** Listing **
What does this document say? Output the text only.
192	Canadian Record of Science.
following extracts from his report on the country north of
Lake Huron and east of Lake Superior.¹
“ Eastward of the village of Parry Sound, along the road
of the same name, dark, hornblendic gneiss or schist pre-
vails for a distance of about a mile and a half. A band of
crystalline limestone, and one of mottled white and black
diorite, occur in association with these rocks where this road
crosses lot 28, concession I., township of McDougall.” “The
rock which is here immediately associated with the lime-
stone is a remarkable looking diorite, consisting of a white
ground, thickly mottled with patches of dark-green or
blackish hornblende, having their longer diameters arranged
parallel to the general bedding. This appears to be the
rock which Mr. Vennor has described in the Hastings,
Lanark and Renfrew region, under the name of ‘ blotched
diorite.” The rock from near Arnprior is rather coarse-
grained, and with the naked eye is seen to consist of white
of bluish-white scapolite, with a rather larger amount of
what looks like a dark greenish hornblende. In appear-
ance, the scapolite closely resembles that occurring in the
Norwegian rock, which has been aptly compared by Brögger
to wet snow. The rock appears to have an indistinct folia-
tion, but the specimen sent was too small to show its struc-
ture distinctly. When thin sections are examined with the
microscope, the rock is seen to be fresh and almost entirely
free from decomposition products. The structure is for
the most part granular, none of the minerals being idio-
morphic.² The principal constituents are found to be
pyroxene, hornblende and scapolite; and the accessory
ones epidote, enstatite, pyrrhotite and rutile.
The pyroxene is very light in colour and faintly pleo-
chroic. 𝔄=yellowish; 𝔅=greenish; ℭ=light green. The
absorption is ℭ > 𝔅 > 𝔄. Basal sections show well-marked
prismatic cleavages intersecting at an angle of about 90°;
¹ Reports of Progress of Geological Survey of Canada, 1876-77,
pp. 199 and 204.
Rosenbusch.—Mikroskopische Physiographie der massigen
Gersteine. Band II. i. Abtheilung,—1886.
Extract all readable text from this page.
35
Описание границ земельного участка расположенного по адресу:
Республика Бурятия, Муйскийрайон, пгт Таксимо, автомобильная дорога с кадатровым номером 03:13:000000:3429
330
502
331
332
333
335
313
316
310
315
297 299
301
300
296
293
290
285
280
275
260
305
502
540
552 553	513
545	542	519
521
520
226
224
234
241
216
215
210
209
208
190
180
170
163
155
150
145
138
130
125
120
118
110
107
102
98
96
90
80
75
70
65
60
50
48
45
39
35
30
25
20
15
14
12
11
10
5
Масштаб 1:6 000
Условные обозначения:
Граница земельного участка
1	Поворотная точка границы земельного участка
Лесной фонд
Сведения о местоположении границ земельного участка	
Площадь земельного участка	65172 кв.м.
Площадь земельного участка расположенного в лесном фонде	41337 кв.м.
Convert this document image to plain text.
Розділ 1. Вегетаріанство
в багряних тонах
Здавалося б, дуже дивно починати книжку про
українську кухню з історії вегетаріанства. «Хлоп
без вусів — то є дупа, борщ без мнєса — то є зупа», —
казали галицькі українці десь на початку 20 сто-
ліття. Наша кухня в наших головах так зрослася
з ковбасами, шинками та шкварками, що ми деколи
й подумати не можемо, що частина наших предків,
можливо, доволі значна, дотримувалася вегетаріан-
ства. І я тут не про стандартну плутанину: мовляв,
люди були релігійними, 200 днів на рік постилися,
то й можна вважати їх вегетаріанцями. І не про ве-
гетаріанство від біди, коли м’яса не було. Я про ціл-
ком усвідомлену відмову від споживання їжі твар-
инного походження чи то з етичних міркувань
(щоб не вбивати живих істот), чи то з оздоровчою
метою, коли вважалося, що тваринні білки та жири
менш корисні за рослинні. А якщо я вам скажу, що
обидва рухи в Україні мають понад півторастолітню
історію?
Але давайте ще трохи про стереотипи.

** Task objective **
Copy every line of the material, please, keeping it exactly the same.

** Response **
What does this document say? Output the text only.
192	Canadian Record of Science.
following extracts from his report on the country north of
Lake Huron and east of Lake Superior.¹
“ Eastward of the village of Parry Sound, along the road
of the same name, dark, hornblendic gneiss or schist pre-
vails for a distance of about a mile and a half. A band of
crystalline limestone, and one of mottled white and black
diorite, occur in association with these rocks where this road
crosses lot 28, concession I., township of McDougall.” “The
rock which is here immediately associated with the lime-
stone is a remarkable looking diorite, consisting of a white
ground, thickly mottled with patches of dark-green or
blackish hornblende, having their longer diameters arranged
parallel to the general bedding. This appears to be the
rock which Mr. Vennor has described in the Hastings,
Lanark and Renfrew region, under the name of ‘ blotched
diorite.” The rock from near Arnprior is rather coarse-
grained, and with the naked eye is seen to consist of white
of bluish-white scapolite, with a rather larger amount of
what looks like a dark greenish hornblende. In appear-
ance, the scapolite closely resembles that occurring in the
Norwegian rock, which has been aptly compared by Brögger
to wet snow. The rock appears to have an indistinct folia-
tion, but the specimen sent was too small to show its struc-
ture distinctly. When thin sections are examined with the
microscope, the rock is seen to be fresh and almost entirely
free from decomposition products. The structure is for
the most part granular, none of the minerals being idio-
morphic.² The principal constituents are found to be
pyroxene, hornblende and scapolite; and the accessory
ones epidote, enstatite, pyrrhotite and rutile.
The pyroxene is very light in colour and faintly pleo-
chroic. 𝔄=yellowish; 𝔅=greenish; ℭ=light green. The
absorption is ℭ > 𝔅 > 𝔄. Basal sections show well-marked
prismatic cleavages intersecting at an angle of about 90°;
¹ Reports of Progress of Geological Survey of Canada, 1876-77,
pp. 199 and 204.
Rosenbusch.—Mikroskopische Physiographie der massigen
Gersteine. Band II. i. Abtheilung,—1886.
Extract all readable text from this page.
35
Описание границ земельного участка расположенного по адресу:
Республика Бурятия, Муйскийрайон, пгт Таксимо, автомобильная дорога с кадатровым номером 03:13:000000:3429
330
502
331
332
333
335
313
316
310
315
297 299
301
300
296
293
290
285
280
275
260
305
502
540
552 553	513
545	542	519
521
520
226
224
234
241
216
215
210
209
208
190
180
170
163
155
150
145
138
130
125
120
118
110
107
102
98
96
90
80
75
70
65
60
50
48
45
39
35
30
25
20
15
14
12
11
10
5
Масштаб 1:6 000
Условные обозначения:
Граница земельного участка
1	Поворотная точка границы земельного участка
Лесной фонд
Сведения о местоположении границ земельного участка	
Площадь земельного участка	65172 кв.м.
Площадь земельного участка расположенного в лесном фонде	41337 кв.м.
Convert this document image to plain text.
Розділ 1. Вегетаріанство
в багряних тонах
Здавалося б, дуже дивно починати книжку про
українську кухню з історії вегетаріанства. «Хлоп
без вусів — то є дупа, борщ без мнєса — то є зупа», —
казали галицькі українці десь на початку 20 сто-
ліття. Наша кухня в наших головах так зрослася
з ковбасами, шинками та шкварками, що ми деколи
й подумати не можемо, що частина наших предків,
можливо, доволі значна, дотримувалася вегетаріан-
ства. І я тут не про стандартну плутанину: мовляв,
люди були релігійними, 200 днів на рік постилися,
то й можна вважати їх вегетаріанцями. І не про ве-
гетаріанство від біди, коли м’яса не було. Я про ціл-
ком усвідомлену відмову від споживання їжі твар-
инного походження чи то з етичних міркувань
(щоб не вбивати живих істот), чи то з оздоровчою
метою, коли вважалося, що тваринні білки та жири
менш корисні за рослинні. А якщо я вам скажу, що
обидва рухи в Україні мають понад півторастолітню
історію?
Але давайте ще трохи про стереотипи.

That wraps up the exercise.